Look through the records below and collect all lines that hold the string "English".

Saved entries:

((

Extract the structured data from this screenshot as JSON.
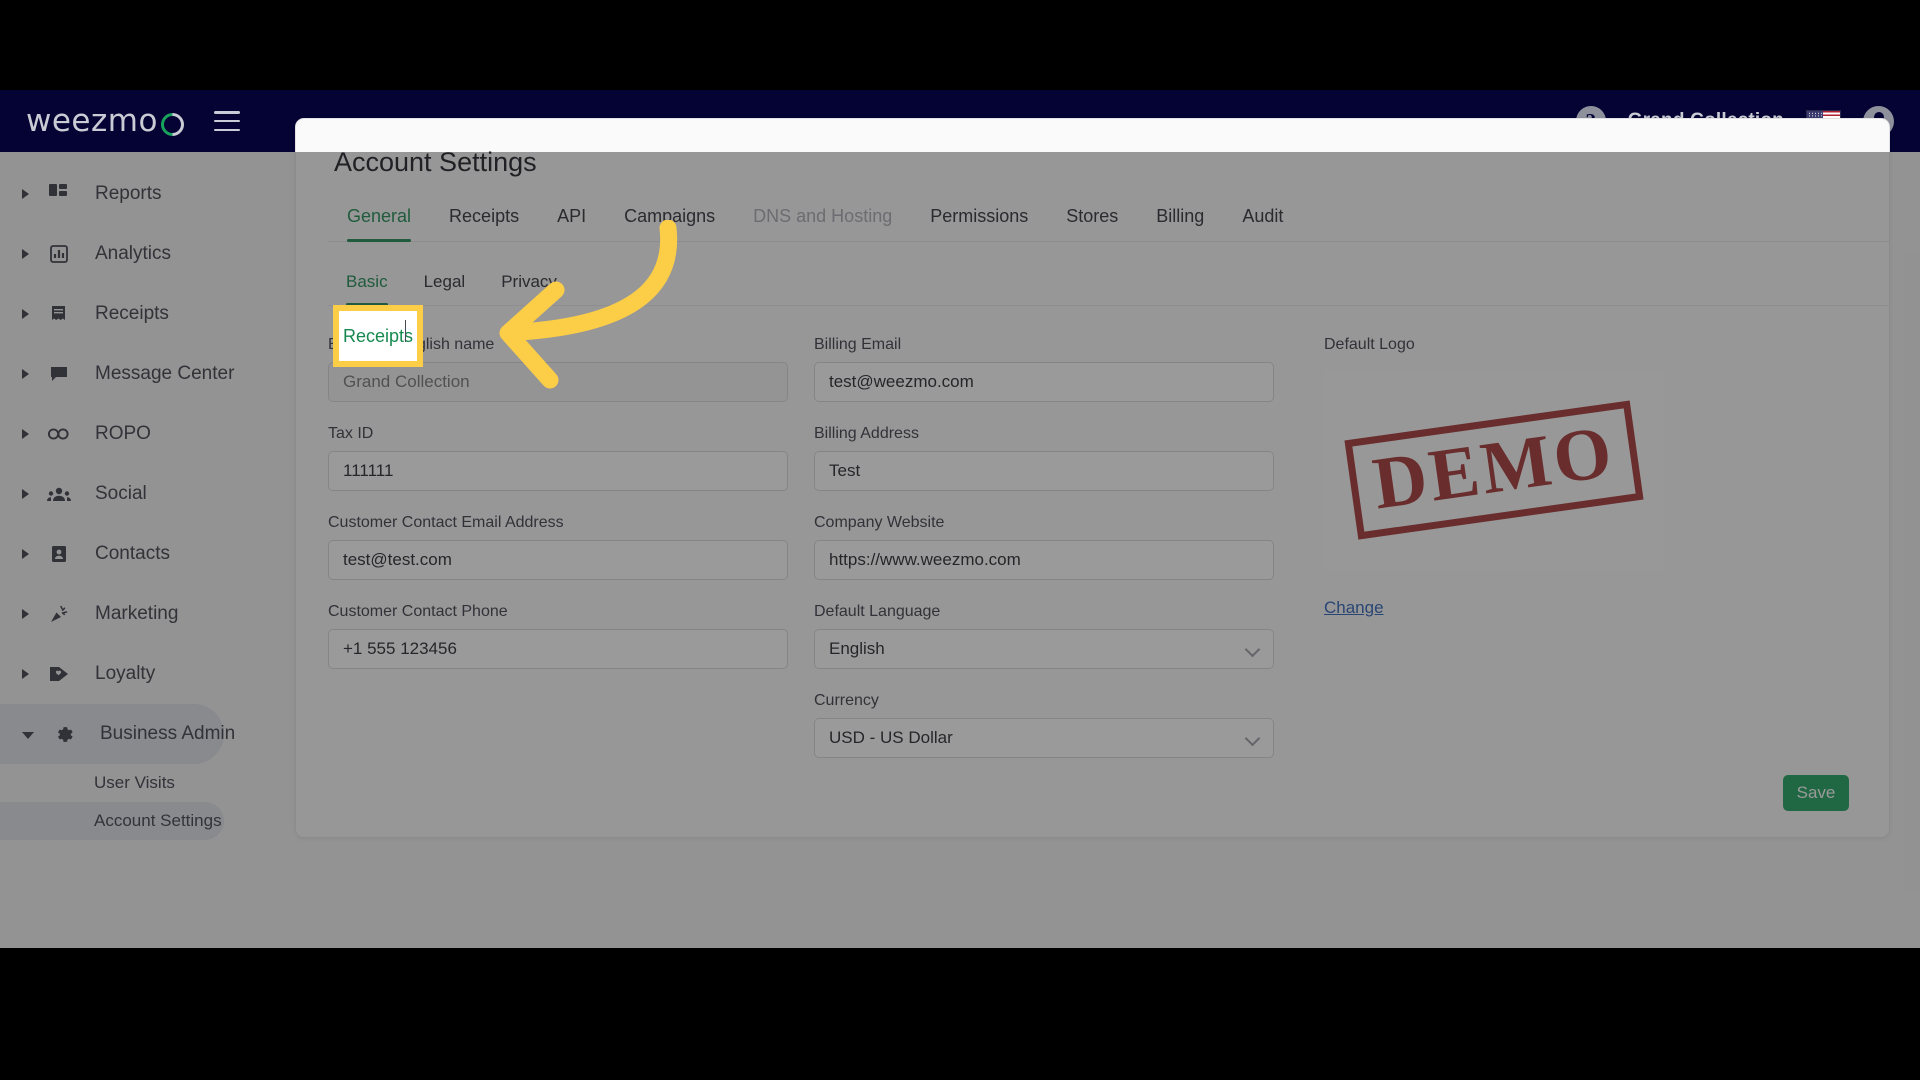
{
  "brand": {
    "logo_text": "weezmo",
    "accent_green": "#17a35b",
    "topbar_color": "#050334"
  },
  "topbar": {
    "help_icon": "help-icon",
    "account_name": "Grand Collection",
    "flag": "us-flag-icon",
    "avatar": "account-avatar-icon",
    "menu_toggle": "hamburger-icon"
  },
  "sidebar": {
    "items": [
      {
        "label": "Reports",
        "icon": "dashboard-grid-icon",
        "expanded": false
      },
      {
        "label": "Analytics",
        "icon": "bar-chart-icon",
        "expanded": false
      },
      {
        "label": "Receipts",
        "icon": "receipt-icon",
        "expanded": false
      },
      {
        "label": "Message Center",
        "icon": "chat-bubble-icon",
        "expanded": false
      },
      {
        "label": "ROPO",
        "icon": "infinity-icon",
        "expanded": false
      },
      {
        "label": "Social",
        "icon": "people-group-icon",
        "expanded": false
      },
      {
        "label": "Contacts",
        "icon": "contact-card-icon",
        "expanded": false
      },
      {
        "label": "Marketing",
        "icon": "party-popper-icon",
        "expanded": false
      },
      {
        "label": "Loyalty",
        "icon": "tag-heart-icon",
        "expanded": false
      },
      {
        "label": "Business Admin",
        "icon": "gear-icon",
        "expanded": true
      }
    ],
    "sub_items": [
      {
        "label": "User Visits",
        "active": false
      },
      {
        "label": "Account Settings",
        "active": true
      }
    ]
  },
  "main": {
    "title": "Account Settings",
    "tabs": [
      {
        "label": "General",
        "state": "active"
      },
      {
        "label": "Receipts",
        "state": "highlighted"
      },
      {
        "label": "API",
        "state": "normal"
      },
      {
        "label": "Campaigns",
        "state": "normal"
      },
      {
        "label": "DNS and Hosting",
        "state": "disabled"
      },
      {
        "label": "Permissions",
        "state": "normal"
      },
      {
        "label": "Stores",
        "state": "normal"
      },
      {
        "label": "Billing",
        "state": "normal"
      },
      {
        "label": "Audit",
        "state": "normal"
      }
    ],
    "subtabs": [
      {
        "label": "Basic",
        "active": true
      },
      {
        "label": "Legal",
        "active": false
      },
      {
        "label": "Privacy",
        "active": false
      }
    ],
    "fields_left": [
      {
        "label": "Business English name",
        "value": "",
        "placeholder": "Grand Collection",
        "type": "text",
        "disabled": true
      },
      {
        "label": "Tax ID",
        "value": "111111",
        "placeholder": "",
        "type": "text",
        "disabled": false
      },
      {
        "label": "Customer Contact Email Address",
        "value": "test@test.com",
        "placeholder": "",
        "type": "text",
        "disabled": false
      },
      {
        "label": "Customer Contact Phone",
        "value": "+1 555 123456",
        "placeholder": "",
        "type": "text",
        "disabled": false
      }
    ],
    "fields_middle": [
      {
        "label": "Billing Email",
        "value": "test@weezmo.com",
        "placeholder": "",
        "type": "text",
        "disabled": false
      },
      {
        "label": "Billing Address",
        "value": "Test",
        "placeholder": "",
        "type": "text",
        "disabled": false
      },
      {
        "label": "Company Website",
        "value": "https://www.weezmo.com",
        "placeholder": "",
        "type": "text",
        "disabled": false
      },
      {
        "label": "Default Language",
        "value": "English",
        "placeholder": "",
        "type": "select",
        "disabled": false
      },
      {
        "label": "Currency",
        "value": "USD - US Dollar",
        "placeholder": "",
        "type": "select",
        "disabled": false
      }
    ],
    "logo": {
      "label": "Default Logo",
      "stamp_text": "DEMO",
      "stamp_color": "#9c2222",
      "change_link": "Change"
    },
    "save_label": "Save"
  },
  "annotation": {
    "highlight_tab": "Receipts",
    "highlight_border_color": "#fccd47",
    "arrow": "curved-left-arrow"
  }
}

))

## Exercise output
        "label": "Business English name",
        "value": "English",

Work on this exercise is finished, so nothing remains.